Report the number of lines in these entries that contain "value". Write only the number.

[Collected data]
========================================================================
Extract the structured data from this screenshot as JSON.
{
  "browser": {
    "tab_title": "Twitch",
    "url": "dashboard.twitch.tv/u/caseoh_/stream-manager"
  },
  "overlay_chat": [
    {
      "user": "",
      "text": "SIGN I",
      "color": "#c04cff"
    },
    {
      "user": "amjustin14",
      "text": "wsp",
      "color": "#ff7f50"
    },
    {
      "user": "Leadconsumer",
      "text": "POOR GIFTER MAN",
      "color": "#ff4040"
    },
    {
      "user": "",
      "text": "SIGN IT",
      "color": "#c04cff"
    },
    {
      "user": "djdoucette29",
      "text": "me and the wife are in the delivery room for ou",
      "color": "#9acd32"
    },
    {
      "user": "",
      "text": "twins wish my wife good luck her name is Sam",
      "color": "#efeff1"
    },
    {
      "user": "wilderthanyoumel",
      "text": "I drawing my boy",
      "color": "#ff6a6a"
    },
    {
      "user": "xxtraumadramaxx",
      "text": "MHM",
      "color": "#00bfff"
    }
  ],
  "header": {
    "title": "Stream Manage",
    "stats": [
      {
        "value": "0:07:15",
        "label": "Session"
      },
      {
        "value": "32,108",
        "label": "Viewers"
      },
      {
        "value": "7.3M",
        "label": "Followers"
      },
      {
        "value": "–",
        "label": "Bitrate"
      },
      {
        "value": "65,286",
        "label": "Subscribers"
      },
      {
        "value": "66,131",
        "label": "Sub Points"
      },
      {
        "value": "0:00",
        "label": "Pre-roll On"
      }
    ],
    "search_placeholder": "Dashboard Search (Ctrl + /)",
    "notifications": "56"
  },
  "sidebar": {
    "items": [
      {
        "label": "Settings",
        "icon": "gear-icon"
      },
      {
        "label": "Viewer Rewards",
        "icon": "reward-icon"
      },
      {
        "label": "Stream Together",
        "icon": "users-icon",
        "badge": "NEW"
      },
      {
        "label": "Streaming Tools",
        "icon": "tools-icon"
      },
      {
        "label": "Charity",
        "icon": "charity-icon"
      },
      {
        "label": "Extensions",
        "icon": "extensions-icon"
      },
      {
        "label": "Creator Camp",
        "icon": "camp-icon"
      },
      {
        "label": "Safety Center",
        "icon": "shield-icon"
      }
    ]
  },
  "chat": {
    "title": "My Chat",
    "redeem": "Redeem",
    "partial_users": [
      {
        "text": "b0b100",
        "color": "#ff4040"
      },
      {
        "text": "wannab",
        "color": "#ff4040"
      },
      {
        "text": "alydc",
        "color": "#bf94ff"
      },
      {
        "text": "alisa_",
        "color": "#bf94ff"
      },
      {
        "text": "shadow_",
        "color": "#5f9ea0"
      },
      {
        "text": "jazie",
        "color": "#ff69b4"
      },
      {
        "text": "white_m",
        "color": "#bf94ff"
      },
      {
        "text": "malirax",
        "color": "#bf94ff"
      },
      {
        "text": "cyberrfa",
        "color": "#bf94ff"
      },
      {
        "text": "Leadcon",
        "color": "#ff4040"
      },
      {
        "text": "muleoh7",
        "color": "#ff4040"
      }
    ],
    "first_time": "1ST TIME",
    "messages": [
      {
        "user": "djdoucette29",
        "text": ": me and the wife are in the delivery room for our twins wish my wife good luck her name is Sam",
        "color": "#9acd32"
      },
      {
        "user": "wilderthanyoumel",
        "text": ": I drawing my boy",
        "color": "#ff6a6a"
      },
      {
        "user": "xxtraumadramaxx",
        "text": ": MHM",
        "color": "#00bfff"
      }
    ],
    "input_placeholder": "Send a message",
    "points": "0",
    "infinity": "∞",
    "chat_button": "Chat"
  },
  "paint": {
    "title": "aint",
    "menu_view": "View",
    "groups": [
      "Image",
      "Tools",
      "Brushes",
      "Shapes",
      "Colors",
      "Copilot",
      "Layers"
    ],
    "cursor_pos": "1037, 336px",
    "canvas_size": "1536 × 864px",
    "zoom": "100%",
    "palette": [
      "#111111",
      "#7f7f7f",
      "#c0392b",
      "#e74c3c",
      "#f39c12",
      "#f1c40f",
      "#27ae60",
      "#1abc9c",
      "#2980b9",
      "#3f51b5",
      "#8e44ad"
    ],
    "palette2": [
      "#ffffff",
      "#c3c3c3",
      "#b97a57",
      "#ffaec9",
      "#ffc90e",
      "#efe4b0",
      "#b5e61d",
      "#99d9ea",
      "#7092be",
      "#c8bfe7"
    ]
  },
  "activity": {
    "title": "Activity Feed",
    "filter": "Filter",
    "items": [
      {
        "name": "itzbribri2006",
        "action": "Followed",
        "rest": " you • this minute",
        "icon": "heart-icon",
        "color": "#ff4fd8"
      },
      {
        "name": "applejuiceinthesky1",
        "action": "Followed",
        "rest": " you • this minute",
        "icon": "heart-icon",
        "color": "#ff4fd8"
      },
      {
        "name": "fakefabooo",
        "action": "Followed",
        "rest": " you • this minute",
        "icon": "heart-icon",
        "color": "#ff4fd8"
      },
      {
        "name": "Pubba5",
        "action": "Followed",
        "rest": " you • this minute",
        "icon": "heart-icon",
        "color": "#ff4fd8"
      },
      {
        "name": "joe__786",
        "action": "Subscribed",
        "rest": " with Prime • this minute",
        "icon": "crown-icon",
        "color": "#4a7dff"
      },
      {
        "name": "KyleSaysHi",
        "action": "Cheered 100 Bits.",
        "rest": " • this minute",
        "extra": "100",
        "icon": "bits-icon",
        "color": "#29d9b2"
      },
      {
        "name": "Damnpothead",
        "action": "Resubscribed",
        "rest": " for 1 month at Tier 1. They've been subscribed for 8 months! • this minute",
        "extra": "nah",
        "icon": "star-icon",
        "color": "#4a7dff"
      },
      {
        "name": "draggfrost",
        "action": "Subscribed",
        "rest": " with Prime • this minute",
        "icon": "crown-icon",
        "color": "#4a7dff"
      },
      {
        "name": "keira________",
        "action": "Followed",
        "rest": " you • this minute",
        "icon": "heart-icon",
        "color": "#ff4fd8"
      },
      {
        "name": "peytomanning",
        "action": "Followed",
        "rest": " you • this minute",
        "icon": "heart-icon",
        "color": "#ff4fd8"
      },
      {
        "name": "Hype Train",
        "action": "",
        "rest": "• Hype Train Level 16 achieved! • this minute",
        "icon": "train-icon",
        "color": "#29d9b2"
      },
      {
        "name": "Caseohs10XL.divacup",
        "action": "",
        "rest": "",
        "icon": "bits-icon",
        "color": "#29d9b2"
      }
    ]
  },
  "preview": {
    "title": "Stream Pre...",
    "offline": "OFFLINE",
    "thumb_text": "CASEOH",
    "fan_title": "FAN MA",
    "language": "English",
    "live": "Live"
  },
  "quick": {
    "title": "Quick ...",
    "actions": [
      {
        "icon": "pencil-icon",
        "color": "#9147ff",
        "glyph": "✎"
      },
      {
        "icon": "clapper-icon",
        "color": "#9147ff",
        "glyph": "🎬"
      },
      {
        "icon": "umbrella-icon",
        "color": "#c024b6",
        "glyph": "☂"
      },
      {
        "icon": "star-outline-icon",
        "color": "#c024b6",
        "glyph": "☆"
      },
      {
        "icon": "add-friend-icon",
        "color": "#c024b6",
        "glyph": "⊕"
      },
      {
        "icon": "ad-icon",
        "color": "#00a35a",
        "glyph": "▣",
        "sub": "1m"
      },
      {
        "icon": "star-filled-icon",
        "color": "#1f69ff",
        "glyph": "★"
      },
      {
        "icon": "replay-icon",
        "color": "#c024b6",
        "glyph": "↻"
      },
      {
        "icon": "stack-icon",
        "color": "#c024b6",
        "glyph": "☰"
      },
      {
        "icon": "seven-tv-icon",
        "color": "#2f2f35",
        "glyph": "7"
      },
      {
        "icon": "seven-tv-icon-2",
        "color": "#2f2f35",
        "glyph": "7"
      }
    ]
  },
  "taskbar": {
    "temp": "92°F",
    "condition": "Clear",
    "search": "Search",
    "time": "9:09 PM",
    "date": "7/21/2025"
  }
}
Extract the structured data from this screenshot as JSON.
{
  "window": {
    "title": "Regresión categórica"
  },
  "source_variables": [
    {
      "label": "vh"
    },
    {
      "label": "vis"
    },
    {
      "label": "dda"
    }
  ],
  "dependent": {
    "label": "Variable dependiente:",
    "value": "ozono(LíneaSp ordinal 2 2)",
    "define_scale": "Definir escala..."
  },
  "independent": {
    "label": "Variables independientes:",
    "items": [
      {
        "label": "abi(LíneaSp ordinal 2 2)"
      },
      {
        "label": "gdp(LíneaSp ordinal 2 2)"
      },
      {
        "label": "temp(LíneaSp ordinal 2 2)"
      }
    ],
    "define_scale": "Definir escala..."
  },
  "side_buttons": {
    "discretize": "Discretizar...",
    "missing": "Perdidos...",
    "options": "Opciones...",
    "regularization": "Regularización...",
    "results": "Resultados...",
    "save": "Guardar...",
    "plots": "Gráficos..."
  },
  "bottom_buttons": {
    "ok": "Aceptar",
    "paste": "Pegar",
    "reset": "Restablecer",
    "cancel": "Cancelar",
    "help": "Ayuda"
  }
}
========================================================================
CORRECT RESPONSE »
8